■ Text extract:

## start

Skip to main content

Storage: SQLite / MySQL / PostgreSQL

ByJG\TextClassifier\Storage\Rdbms persists the word list to a relational database using byjg/micro-orm. It supports SQLite, MySQL, and PostgreSQL via a URI connection string.

Setup

SQLite

use ByJG\TextClassifier\Degenerator\ConfigDegenerator;
use ByJG\TextClassifier\Degenerator\StandardDegenerator;
use ByJG\TextClassifier\Storage\Rdbms;
use ByJG\Util\Uri;

$storage = new Rdbms(
new Uri('sqlite:///var/data/spam.db'),
new StandardDegenerator(new ConfigDegenerator())
);

// Run once to create the schema
$storage->createDatabase();

MySQL

$storage = new Rdbms(
new Uri('mysql://user:password@localhost/mydb'),
new StandardDegenerator(new ConfigDegenerator())
);
$storage->createDatabase();

PostgreSQL

$storage = new Rdbms(
new Uri('pgsql://user:password@localhost/mydb'),
new StandardDegenerator(new ConfigDegenerator())
);
$storage->createDatabase();

createDatabase()

createDatabase() uses byjg/migration to apply the schema migrations located in the db/ directory of this package. It calls reset() internally, which means:

  • Drops and recreates the migration version table
  • Runs all up migration scripts from scratch

Call this once when setting up a new database. Do not call it on a database that already contains training data — it will wipe the existing data.

## end

■ Material provided:
## start

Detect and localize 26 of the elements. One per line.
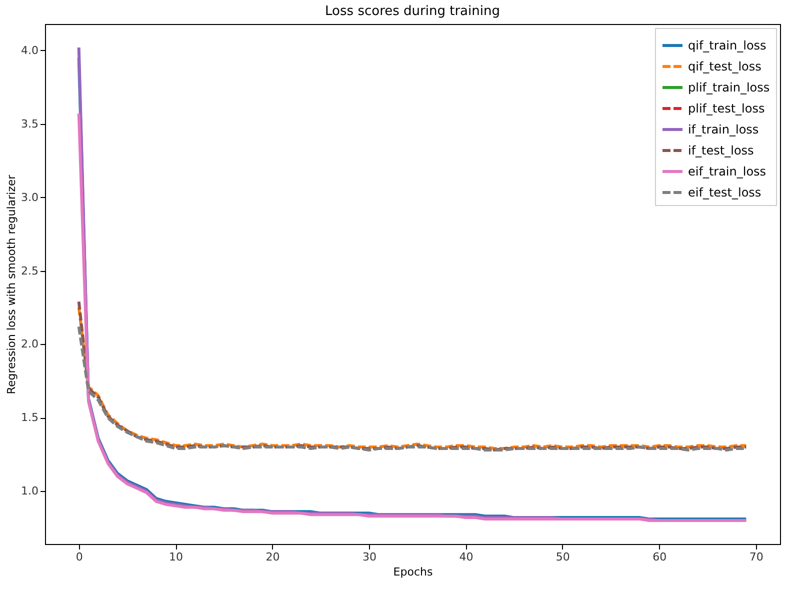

## end

■ Problem statement: Carry on the page about SQL storage for the text classifier from its last sentence. The material has nothing to do with this.

■ Output for this task:
URI format

scheme://[user[:password]@]host[:port]/database
SchemeDriver
sqlite://SQLite (path after // is the file path)
mysql://MySQL / MariaDB
pgsql://PostgreSQL

Database table

The tc_wordlist table stores one row per unique token:

CREATE TABLE tc_wordlist (
token VARCHAR(255) NOT NULL,
count_ham INTEGER DEFAULT NULL,
count_spam INTEGER DEFAULT NULL,
PRIMARY KEY (token)
);

Two internal rows are seeded automatically:

tokenpurpose
tc*dbversionSchema version (value: 3)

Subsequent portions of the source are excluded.